◆ The task ◆
Find every line in the records below that holds the word "channels" and copy it.

+++

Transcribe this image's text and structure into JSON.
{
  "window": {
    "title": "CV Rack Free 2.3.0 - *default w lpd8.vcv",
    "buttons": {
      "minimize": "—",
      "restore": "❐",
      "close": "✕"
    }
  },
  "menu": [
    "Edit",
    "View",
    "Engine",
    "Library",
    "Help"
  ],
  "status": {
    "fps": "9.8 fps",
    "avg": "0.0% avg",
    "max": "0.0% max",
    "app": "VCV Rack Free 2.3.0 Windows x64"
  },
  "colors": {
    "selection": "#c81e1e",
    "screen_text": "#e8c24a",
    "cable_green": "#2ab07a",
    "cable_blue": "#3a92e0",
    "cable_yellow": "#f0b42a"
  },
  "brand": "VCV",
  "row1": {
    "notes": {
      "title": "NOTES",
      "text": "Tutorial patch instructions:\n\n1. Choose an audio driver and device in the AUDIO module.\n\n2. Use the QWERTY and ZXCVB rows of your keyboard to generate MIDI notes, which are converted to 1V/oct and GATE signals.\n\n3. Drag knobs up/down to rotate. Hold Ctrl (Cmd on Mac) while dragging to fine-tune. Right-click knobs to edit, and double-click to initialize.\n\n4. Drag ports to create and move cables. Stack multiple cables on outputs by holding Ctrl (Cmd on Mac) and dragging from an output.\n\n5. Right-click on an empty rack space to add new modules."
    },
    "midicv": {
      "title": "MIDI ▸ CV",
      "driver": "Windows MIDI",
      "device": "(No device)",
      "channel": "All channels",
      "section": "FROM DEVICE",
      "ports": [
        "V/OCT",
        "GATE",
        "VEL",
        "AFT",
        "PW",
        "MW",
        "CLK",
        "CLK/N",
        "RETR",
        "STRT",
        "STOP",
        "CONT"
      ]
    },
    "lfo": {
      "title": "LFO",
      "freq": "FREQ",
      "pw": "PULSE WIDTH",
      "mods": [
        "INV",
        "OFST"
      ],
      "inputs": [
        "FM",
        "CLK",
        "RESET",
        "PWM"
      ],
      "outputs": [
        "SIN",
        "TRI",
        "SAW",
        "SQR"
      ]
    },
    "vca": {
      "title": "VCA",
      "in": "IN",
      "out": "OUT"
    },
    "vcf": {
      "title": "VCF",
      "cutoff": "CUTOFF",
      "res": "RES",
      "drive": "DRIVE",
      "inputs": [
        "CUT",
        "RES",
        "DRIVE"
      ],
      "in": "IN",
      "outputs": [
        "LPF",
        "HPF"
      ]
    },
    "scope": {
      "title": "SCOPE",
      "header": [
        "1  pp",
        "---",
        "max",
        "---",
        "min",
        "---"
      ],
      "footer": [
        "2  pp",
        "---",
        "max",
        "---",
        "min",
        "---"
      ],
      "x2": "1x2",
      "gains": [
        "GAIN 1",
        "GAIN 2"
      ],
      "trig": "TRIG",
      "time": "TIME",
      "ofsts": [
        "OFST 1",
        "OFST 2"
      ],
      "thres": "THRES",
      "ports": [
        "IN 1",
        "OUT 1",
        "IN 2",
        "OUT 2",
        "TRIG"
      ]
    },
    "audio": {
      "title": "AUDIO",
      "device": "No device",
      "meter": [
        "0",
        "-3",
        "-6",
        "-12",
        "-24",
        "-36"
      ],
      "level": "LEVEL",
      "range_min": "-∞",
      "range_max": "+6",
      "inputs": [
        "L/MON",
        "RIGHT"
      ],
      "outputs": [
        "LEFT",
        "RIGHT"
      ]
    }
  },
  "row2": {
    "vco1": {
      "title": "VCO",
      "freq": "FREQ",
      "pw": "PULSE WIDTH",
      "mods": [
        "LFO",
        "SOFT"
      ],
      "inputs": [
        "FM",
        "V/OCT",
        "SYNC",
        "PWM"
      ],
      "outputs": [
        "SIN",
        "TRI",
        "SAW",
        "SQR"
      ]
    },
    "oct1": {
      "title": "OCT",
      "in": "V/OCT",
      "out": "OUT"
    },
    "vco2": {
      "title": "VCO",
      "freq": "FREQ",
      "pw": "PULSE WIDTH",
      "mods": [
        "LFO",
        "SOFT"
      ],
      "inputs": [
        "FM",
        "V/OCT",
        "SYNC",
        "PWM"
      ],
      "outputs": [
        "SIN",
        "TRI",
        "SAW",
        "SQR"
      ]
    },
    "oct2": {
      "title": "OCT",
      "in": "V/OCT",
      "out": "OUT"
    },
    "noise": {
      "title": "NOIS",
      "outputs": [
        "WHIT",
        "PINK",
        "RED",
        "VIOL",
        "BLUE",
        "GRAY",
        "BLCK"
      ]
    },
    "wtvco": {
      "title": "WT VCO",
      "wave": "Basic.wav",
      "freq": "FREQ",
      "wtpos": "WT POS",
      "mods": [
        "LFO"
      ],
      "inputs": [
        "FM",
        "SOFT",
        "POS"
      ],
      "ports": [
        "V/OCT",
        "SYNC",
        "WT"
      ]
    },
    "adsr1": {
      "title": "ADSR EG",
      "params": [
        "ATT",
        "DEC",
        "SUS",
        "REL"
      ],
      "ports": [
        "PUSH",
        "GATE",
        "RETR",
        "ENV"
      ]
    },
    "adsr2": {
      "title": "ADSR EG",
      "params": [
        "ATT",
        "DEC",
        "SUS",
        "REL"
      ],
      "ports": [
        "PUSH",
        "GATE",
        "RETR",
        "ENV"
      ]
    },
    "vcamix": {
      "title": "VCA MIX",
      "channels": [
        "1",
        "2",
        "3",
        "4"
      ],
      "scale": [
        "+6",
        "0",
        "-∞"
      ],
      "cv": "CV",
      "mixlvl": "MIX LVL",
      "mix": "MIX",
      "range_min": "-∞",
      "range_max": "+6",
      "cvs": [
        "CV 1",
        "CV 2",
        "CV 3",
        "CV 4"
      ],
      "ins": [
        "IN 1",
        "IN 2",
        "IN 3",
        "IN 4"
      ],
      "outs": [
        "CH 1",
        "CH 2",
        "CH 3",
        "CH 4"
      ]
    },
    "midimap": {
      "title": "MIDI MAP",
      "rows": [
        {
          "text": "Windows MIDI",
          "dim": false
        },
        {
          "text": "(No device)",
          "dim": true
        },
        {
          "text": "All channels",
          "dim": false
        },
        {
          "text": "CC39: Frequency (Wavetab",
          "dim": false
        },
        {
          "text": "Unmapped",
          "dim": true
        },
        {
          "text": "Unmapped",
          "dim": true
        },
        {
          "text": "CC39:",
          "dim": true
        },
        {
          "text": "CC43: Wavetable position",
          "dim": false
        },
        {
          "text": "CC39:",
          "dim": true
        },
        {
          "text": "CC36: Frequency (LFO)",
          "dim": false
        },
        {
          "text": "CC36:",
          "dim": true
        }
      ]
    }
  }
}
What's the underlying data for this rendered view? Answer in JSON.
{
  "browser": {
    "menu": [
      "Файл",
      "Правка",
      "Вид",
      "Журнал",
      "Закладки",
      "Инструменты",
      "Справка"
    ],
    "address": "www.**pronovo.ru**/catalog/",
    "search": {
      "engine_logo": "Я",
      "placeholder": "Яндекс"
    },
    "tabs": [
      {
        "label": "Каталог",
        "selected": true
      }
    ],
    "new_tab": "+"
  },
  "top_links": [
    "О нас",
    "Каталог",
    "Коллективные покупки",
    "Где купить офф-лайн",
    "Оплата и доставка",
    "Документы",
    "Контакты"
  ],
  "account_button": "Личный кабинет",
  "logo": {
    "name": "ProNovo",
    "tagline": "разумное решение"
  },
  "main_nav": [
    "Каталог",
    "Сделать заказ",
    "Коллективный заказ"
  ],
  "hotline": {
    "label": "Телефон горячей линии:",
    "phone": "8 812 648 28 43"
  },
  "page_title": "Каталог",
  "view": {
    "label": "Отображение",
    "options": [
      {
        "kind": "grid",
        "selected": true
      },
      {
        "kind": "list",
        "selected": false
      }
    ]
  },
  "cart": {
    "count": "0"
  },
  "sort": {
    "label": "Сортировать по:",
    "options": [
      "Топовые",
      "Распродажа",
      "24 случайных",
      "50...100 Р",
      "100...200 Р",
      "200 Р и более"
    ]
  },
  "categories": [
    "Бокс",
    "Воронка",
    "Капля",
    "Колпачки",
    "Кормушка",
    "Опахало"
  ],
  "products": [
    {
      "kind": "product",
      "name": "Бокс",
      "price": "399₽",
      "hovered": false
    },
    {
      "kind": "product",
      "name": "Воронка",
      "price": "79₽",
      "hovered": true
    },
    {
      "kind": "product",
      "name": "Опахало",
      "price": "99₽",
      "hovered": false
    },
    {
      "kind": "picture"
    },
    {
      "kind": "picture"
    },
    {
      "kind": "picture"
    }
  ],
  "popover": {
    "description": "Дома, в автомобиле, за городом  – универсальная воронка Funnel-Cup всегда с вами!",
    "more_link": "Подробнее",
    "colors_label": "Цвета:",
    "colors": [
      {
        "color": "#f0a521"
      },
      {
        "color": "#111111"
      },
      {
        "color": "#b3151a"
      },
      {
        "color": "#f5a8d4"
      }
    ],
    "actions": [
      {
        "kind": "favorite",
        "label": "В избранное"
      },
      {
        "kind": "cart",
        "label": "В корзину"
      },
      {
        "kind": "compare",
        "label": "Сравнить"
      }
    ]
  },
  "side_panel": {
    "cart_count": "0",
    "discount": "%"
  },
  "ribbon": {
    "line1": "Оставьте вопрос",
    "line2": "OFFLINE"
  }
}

+++

◆ The answer ◆
      "channel": "All channels",
      "channels": [
          "text": "All channels",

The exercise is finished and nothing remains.